## Entries shown

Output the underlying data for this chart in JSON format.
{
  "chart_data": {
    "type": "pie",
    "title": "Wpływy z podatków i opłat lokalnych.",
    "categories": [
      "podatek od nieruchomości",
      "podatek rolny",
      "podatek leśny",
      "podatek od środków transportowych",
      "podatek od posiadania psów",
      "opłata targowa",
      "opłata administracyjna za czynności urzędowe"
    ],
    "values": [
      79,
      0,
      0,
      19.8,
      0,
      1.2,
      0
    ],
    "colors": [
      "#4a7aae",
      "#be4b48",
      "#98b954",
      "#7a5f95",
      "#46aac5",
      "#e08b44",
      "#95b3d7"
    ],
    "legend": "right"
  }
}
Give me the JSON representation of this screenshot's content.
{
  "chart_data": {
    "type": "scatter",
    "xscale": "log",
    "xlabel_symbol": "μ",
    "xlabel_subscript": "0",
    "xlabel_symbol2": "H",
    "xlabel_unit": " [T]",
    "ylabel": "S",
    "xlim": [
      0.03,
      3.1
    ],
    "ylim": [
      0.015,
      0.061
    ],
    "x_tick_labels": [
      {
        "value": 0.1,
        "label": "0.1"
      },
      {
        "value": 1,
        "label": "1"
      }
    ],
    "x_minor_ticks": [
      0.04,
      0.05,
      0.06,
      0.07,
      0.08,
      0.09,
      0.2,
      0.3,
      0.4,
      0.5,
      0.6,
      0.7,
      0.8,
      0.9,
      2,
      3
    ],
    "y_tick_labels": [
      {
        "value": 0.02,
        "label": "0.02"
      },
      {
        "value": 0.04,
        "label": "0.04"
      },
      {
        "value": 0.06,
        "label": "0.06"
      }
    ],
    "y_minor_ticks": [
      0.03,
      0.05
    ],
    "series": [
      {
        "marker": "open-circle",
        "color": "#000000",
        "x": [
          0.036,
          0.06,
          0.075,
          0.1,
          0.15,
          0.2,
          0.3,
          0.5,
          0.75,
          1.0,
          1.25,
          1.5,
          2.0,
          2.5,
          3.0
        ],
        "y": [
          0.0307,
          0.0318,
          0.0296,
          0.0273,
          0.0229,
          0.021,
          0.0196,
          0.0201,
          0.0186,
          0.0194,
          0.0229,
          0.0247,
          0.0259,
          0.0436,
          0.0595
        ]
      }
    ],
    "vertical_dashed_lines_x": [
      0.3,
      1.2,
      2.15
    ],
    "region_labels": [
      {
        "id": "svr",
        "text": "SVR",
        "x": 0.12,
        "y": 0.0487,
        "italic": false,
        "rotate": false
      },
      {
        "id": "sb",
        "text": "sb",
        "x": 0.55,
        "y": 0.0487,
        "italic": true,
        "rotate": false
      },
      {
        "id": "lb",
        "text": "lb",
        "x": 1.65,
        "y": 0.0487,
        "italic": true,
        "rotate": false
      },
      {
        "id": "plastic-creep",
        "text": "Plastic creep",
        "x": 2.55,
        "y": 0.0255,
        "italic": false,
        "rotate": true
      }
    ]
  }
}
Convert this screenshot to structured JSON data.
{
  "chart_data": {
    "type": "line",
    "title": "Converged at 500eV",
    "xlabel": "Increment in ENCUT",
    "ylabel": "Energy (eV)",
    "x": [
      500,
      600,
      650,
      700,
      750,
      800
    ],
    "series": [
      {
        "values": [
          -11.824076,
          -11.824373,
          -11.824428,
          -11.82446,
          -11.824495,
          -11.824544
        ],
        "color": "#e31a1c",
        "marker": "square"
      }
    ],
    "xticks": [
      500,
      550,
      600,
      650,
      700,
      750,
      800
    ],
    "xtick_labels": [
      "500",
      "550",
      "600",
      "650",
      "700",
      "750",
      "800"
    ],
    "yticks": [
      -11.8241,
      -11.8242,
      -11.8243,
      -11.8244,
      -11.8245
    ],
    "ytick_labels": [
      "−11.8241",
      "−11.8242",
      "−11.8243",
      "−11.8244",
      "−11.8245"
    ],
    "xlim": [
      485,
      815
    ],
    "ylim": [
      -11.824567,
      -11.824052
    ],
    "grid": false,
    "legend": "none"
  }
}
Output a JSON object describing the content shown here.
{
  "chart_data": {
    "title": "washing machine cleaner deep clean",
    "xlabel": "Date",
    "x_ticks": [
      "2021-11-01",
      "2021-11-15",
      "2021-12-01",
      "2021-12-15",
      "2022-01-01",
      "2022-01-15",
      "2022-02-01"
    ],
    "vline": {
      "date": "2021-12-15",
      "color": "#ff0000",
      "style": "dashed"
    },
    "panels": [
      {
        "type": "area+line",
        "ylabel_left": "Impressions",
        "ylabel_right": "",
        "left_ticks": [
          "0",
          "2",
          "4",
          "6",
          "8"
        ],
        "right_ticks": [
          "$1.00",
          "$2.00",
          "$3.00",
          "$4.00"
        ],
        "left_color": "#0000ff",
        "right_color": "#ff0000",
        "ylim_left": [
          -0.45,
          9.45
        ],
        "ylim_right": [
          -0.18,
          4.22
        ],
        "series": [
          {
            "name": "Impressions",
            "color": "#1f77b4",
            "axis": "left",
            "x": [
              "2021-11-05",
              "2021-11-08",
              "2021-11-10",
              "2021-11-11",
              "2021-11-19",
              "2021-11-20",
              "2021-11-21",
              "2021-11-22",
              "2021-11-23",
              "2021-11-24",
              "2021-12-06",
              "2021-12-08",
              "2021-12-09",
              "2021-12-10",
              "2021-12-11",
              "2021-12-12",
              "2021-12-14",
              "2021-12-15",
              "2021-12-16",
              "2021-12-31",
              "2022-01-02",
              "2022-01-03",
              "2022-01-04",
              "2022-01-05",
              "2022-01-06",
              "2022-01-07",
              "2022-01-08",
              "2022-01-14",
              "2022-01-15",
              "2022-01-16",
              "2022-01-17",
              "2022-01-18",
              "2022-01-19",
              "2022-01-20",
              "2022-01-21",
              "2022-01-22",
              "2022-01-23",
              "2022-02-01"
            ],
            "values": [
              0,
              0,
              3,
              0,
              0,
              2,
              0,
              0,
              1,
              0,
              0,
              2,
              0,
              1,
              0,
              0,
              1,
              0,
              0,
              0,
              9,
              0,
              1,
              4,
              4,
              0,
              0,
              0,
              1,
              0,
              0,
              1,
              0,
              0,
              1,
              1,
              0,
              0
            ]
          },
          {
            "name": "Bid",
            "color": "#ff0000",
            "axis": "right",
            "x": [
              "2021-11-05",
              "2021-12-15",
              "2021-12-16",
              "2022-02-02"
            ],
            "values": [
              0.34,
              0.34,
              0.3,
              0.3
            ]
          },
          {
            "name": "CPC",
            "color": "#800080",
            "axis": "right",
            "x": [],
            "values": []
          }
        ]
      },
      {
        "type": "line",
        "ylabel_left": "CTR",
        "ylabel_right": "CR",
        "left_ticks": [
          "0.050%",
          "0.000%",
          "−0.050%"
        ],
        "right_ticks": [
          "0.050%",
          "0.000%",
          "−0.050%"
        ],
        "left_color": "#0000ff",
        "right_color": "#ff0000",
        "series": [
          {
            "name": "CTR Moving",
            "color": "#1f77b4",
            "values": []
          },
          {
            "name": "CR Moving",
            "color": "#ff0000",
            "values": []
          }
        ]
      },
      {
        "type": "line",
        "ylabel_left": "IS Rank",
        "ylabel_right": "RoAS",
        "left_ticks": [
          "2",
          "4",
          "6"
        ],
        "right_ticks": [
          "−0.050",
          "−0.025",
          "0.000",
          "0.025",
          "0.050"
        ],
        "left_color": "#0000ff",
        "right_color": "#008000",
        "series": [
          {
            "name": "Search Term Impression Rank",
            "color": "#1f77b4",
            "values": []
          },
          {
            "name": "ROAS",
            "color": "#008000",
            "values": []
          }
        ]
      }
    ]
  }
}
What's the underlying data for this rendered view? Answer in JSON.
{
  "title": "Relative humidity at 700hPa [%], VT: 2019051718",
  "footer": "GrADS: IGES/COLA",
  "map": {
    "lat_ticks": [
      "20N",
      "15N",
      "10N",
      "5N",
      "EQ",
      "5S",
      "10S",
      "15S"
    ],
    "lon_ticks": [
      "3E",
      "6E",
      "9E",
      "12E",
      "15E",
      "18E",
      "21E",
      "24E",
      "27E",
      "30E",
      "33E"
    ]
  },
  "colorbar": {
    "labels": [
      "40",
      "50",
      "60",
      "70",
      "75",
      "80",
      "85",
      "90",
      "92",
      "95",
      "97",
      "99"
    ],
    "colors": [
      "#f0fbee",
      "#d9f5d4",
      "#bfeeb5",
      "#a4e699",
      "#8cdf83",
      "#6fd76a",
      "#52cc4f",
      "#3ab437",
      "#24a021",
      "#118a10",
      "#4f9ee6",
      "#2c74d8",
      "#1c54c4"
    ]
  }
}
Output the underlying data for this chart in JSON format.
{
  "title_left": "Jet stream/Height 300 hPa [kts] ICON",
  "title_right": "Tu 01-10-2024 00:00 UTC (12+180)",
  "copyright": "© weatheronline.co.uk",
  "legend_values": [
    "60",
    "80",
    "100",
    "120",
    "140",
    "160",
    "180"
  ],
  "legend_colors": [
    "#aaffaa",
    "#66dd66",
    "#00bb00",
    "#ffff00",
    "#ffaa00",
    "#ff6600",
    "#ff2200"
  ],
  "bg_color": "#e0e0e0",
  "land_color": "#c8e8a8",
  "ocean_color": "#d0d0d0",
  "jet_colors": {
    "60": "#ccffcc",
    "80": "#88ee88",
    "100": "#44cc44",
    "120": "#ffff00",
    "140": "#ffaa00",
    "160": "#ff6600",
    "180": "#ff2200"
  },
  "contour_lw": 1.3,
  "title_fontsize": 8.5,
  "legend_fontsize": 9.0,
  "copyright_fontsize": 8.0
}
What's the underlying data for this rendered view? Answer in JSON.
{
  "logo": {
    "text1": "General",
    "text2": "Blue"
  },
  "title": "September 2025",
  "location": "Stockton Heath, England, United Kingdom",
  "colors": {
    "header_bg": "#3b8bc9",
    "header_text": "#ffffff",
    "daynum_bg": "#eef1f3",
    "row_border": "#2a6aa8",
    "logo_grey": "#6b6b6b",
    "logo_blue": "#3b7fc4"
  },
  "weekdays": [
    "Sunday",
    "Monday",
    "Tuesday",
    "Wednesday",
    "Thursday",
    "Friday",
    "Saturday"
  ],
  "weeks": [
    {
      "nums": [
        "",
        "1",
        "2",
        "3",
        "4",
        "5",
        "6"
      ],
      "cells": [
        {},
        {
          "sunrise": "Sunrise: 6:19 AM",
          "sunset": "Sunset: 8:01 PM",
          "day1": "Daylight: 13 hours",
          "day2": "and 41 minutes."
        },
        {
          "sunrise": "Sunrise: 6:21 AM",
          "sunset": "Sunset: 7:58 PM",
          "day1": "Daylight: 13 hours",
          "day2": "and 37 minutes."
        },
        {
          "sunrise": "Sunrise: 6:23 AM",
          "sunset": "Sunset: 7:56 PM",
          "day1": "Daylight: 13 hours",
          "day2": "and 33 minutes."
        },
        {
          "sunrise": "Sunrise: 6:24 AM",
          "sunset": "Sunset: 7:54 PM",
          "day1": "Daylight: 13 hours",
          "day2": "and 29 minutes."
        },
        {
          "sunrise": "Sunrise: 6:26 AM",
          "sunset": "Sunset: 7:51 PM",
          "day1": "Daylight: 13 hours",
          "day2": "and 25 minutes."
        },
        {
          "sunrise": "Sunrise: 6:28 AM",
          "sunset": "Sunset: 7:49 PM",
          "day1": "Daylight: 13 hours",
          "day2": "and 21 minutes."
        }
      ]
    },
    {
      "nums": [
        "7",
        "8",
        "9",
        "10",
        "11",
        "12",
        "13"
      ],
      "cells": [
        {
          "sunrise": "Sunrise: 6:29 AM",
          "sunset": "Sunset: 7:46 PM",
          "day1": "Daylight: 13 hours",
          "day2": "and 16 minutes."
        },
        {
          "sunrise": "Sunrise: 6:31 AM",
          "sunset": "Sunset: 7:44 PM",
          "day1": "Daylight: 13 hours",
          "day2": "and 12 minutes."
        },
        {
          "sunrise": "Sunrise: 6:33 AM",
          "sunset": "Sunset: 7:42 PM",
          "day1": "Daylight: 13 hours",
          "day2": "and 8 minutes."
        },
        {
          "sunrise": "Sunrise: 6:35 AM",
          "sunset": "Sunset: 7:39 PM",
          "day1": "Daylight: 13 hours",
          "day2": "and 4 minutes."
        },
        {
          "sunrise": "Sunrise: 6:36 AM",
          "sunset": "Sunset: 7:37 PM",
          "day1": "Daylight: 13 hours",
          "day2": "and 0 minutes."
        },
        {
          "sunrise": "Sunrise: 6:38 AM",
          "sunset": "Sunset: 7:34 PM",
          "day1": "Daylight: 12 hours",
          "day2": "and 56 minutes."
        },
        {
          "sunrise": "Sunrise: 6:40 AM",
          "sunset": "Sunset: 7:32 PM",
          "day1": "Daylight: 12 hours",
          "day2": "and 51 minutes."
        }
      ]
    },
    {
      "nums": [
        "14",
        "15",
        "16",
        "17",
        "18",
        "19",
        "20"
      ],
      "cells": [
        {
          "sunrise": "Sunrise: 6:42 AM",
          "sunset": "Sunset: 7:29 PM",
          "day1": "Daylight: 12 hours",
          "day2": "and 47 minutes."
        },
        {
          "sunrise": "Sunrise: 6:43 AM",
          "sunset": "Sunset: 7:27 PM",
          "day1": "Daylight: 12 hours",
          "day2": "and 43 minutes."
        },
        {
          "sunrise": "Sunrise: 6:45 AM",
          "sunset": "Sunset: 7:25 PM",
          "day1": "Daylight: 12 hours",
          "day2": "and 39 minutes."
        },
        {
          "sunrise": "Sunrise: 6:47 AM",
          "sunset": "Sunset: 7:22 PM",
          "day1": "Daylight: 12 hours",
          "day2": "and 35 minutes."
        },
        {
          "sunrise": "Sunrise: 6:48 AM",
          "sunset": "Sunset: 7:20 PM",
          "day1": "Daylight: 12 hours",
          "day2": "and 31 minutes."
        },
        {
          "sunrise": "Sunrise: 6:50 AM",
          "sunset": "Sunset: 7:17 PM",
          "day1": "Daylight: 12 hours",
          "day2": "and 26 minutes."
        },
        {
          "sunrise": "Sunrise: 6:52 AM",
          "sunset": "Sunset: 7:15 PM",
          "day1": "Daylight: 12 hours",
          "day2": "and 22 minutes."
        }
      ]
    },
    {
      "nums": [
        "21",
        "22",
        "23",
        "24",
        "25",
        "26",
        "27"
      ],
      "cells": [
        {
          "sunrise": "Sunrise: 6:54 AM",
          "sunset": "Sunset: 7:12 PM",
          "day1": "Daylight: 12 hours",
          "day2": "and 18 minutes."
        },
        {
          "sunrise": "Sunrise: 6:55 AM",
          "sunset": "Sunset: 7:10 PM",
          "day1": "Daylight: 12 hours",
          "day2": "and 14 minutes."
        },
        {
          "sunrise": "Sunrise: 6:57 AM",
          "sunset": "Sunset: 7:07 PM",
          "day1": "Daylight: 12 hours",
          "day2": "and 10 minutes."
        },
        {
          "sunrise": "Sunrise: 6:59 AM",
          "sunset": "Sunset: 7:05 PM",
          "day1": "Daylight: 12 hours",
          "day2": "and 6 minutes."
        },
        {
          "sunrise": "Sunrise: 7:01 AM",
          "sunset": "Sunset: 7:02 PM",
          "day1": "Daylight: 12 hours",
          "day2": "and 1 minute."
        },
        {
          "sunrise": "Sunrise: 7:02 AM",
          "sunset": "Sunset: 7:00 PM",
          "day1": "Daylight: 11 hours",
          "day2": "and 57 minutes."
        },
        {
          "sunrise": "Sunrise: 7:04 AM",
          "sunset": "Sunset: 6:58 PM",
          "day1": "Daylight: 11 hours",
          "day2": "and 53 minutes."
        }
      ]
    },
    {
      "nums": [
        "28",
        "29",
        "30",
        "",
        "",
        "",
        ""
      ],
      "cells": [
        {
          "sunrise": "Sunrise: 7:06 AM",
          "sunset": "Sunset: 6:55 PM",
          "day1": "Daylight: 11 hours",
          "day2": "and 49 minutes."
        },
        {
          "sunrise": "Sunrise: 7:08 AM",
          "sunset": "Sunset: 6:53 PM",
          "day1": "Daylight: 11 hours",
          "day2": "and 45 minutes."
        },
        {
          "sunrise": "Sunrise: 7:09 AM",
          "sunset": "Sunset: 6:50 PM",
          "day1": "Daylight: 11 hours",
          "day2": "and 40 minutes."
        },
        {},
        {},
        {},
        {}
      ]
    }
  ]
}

## What this task involves
Search the data for "type". Copy every matching line.

## Result
    "type": "pie",
    "type": "scatter",
    "type": "line",
        "type": "area+line",
        "type": "line",
        "type": "line",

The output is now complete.